## Bereitgestellter Auszug
┌──

Der Plan ging nicht auf. Von 18 Bewerbungen in der Branche bekam sie 18 mal Schweigen zurück. Noch nicht mal Absagen. "Ich habe wirklich an mir gezweifelt und gedacht, was habe ich da bloß falsch gemacht?" Von Freunden und Bekannten ließ sie ihre Bewerbung überprüfen. Doch auch sie fanden keinen falschen Zungenschlag, nichts, was dazu führen müsste, geradewegs in der Rundablage zu landen.
Einigermaßen verzweifelt nahm Anne Fierhauser das Geschenk einer Freundin an: den Besuch bei jenem Gesichtleser. "Er analysierte mein Gesicht und entdeckte neun Talentlinien darin." Neben einem besonderen Zugang zu Menschen, einer ausgeprägten kommunikativen Begabung, Verständnis für Organisation, Struktur und Zahlen las er etwas Entscheidendes in ihren Zügen. Etwas, was sie nicht wusste.
Erfüllung finden, wer will das nicht?

└──

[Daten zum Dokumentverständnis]
┌──

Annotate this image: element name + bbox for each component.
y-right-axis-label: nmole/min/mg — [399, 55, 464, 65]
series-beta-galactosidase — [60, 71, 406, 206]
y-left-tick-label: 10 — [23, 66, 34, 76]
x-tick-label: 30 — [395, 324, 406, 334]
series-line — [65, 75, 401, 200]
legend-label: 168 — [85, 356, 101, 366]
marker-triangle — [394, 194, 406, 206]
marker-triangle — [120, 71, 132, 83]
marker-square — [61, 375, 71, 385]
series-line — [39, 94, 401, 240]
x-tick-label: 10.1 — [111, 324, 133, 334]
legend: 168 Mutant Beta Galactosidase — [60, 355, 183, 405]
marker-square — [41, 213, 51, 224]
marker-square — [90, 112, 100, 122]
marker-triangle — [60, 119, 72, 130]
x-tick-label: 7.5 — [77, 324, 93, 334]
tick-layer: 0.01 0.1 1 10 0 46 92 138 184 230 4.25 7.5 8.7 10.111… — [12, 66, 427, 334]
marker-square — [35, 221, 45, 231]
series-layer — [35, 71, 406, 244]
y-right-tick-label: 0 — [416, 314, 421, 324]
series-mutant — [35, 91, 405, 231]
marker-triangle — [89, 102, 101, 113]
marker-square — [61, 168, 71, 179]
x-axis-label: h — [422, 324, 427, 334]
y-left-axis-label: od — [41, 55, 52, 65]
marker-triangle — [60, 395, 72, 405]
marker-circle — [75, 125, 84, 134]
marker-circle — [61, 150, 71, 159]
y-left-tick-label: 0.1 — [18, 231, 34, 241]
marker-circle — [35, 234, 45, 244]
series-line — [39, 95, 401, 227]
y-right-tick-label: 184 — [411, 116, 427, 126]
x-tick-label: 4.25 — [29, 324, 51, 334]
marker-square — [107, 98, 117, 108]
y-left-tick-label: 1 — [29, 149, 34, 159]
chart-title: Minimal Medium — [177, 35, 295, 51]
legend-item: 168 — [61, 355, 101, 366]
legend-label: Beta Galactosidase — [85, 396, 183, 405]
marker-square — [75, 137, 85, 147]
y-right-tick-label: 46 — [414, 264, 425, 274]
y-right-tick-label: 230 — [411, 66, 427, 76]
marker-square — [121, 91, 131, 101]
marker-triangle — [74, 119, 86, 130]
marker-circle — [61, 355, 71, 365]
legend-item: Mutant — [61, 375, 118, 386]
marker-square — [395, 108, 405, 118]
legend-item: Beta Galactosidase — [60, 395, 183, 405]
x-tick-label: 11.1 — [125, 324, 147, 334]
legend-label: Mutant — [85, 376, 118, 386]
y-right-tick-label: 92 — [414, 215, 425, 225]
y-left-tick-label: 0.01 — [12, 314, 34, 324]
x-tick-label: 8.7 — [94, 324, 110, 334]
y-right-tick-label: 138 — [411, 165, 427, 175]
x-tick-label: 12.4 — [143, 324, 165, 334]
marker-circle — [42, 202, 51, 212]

└──

## Arbeitsaufträge
1: Welche Fähigkeiten nennt der Auszug über Anne Fierhauser außer dem „Entscheidenden“, das der Gesichtleser in ihren Zügen las? Zählen Sie alle auf.
2: Setzen Sie den Auszug über Anne Fierhauser im Anschluss an die Frage „Erfüllung finden, wer will das nicht?“ fort.

## Lösungen
1:
- ein besonderer Zugang zu Menschen
- eine ausgeprägte kommunikative Begabung
- Verständnis für Organisation, Struktur und Zahlen

2:
Dass sie gern mit Menschen arbeitet, den Austausch mit ihnen sucht und gut planen kann, das waren Eigenschaften, die sie in ihrem Beruf bewusst eingesetzt hatte und die sie erfolgreich machten. In ihrer Werbeagentur war es nicht ihre Aufgabe gewesen, Schilder zu malen, Logos zu entwerfen oder Websites zu bauen. Sie koordinierte den Einsatz von freien Mitarbeitern für die vielseitigen Aufträge ihrer Firma.
"Ich bin schon früh aus dem Haus, habe mit 18 Jahren den Mann kennengelernt, den ich mit 20 geheiratet habe", erzählt Anne Fierhauser. Zielstrebigkeit - das Wort trifft auf den Punkt, wovon sie damals erfüllt war. "Ich dachte immer, ich muss irgendwo ankommen, etwas fertig haben." Doch der Gesichtleser, der sich mit ihr beschäftigte, wie auch sie es heute mit ihren Klienten tut, gab ihr das Gegenteil mit auf den Weg: "Er sagte, ich sei eine Sammlerin. Es entspreche mir viel mehr, immer wieder neue Herausforderungen zu suchen. Damit werde ich nie wirklich fertig aber viel erfüllter sein."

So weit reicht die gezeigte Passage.